EXERCISE AIM: Transcribe every line of the items below without changing anything, and leave the pictures out.

── MATERIAL SUPPLIED ──

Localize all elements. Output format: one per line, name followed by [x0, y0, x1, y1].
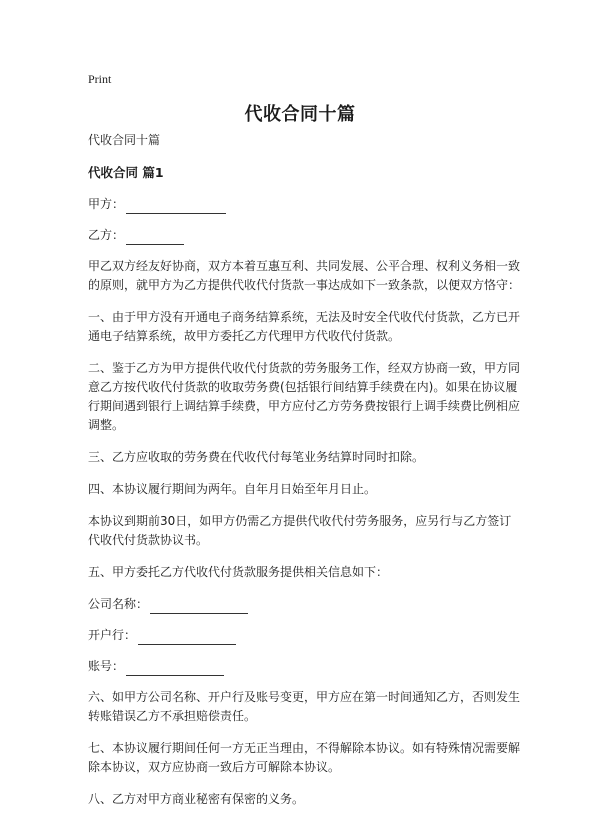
account-label: 账号：: [88, 659, 125, 673]
document-subtitle: 代收合同十篇: [88, 133, 161, 147]
bank-blank: [138, 630, 236, 645]
company-name-field: [88, 595, 520, 614]
party-a-field: [88, 195, 520, 214]
party-b-field: [88, 226, 520, 245]
company-name-label: 公司名称：: [88, 597, 149, 611]
account-blank: [126, 661, 224, 676]
company-name-blank: [150, 599, 248, 614]
document-title: 代收合同十篇: [244, 104, 356, 125]
print-link[interactable]: Print: [88, 72, 112, 86]
paragraph-clause-4: 四、本协议履行期间为两年。自年月日始至年月日止。: [88, 482, 377, 496]
bank-field: [88, 626, 520, 645]
paragraph-clause-7: 七、本协议履行期间任何一方无正当理由，不得解除本协议。如有特殊情况需要解除本协议，双方应协商一致后方可解除本协议。: [88, 741, 521, 774]
paragraph-clause-6: 六、如甲方公司名称、开户行及账号变更，甲方应在第一时间通知乙方，否则发生转账错误乙方不承担赔偿责任。: [88, 690, 521, 723]
paragraph-clause-5: 五、甲方委托乙方代收代付货款服务提供相关信息如下：: [88, 565, 389, 579]
account-field: [88, 657, 520, 676]
paragraph-intro: 甲乙双方经友好协商，双方本着互惠互利、共同发展、公平合理、权利义务相一致的原则，就甲方为乙方提供代收代付货款一事达成如下一致条款，以便双方恪守：: [88, 259, 521, 292]
party-b-blank: [126, 230, 184, 245]
document-body: [88, 131, 520, 822]
party-a-label: 甲方：: [88, 197, 125, 211]
party-b-label: 乙方：: [88, 228, 125, 242]
bank-label: 开户行：: [88, 628, 137, 642]
section-heading: 代收合同 篇1: [88, 165, 164, 180]
paragraph-clause-1: 一、由于甲方没有开通电子商务结算系统，无法及时安全代收代付货款，乙方已开通电子结算系统，故甲方委托乙方代理甲方代收代付货款。: [88, 310, 521, 343]
paragraph-clause-4-note: 本协议到期前30日，如甲方仍需乙方提供代收代付劳务服务，应另行与乙方签订代收代付货款协议书。: [88, 514, 512, 547]
paragraph-clause-3: 三、乙方应收取的劳务费在代收代付每笔业务结算时同时扣除。: [88, 450, 425, 464]
party-a-blank: [126, 199, 226, 214]
paragraph-clause-2: 二、鉴于乙方为甲方提供代收代付货款的劳务服务工作，经双方协商一致，甲方同意乙方按代收代付货款的收取劳务费(包括银行间结算手续费在内)。如果在协议履行期间遇到银行上调结算手续费，甲方应付乙方劳务费按银行上调手续费比例相应调整。: [88, 361, 521, 432]
paragraph-clause-8: 八、乙方对甲方商业秘密有保密的义务。: [88, 792, 305, 806]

───

TASK SOLUTION:
Localize all elements. Output format: one per line, name followed by [x0, y0, x1, y1].
account-label: 账号：: [88, 659, 125, 673]
document-subtitle: 代收合同十篇: [88, 133, 161, 147]
bank-blank: [138, 630, 236, 645]
company-name-field: [88, 595, 520, 614]
party-a-field: [88, 195, 520, 214]
party-b-field: [88, 226, 520, 245]
company-name-label: 公司名称：: [88, 597, 149, 611]
account-blank: [126, 661, 224, 676]
company-name-blank: [150, 599, 248, 614]
document-title: 代收合同十篇: [244, 104, 356, 125]
print-link[interactable]: Print: [88, 72, 112, 86]
paragraph-clause-4: 四、本协议履行期间为两年。自年月日始至年月日止。: [88, 482, 377, 496]
bank-field: [88, 626, 520, 645]
paragraph-clause-7: 七、本协议履行期间任何一方无正当理由，不得解除本协议。如有特殊情况需要解除本协议，双方应协商一致后方可解除本协议。: [88, 741, 521, 774]
paragraph-clause-6: 六、如甲方公司名称、开户行及账号变更，甲方应在第一时间通知乙方，否则发生转账错误乙方不承担赔偿责任。: [88, 690, 521, 723]
paragraph-clause-5: 五、甲方委托乙方代收代付货款服务提供相关信息如下：: [88, 565, 389, 579]
account-field: [88, 657, 520, 676]
paragraph-intro: 甲乙双方经友好协商，双方本着互惠互利、共同发展、公平合理、权利义务相一致的原则，就甲方为乙方提供代收代付货款一事达成如下一致条款，以便双方恪守：: [88, 259, 521, 292]
party-b-blank: [126, 230, 184, 245]
document-body: [88, 131, 520, 822]
party-a-label: 甲方：: [88, 197, 125, 211]
party-b-label: 乙方：: [88, 228, 125, 242]
bank-label: 开户行：: [88, 628, 137, 642]
section-heading: 代收合同 篇1: [88, 165, 164, 180]
paragraph-clause-1: 一、由于甲方没有开通电子商务结算系统，无法及时安全代收代付货款，乙方已开通电子结算系统，故甲方委托乙方代理甲方代收代付货款。: [88, 310, 521, 343]
paragraph-clause-4-note: 本协议到期前30日，如甲方仍需乙方提供代收代付劳务服务，应另行与乙方签订代收代付货款协议书。: [88, 514, 512, 547]
paragraph-clause-3: 三、乙方应收取的劳务费在代收代付每笔业务结算时同时扣除。: [88, 450, 425, 464]
party-a-blank: [126, 199, 226, 214]
paragraph-clause-2: 二、鉴于乙方为甲方提供代收代付货款的劳务服务工作，经双方协商一致，甲方同意乙方按代收代付货款的收取劳务费(包括银行间结算手续费在内)。如果在协议履行期间遇到银行上调结算手续费，甲方应付乙方劳务费按银行上调手续费比例相应调整。: [88, 361, 521, 432]
paragraph-clause-8: 八、乙方对甲方商业秘密有保密的义务。: [88, 792, 305, 806]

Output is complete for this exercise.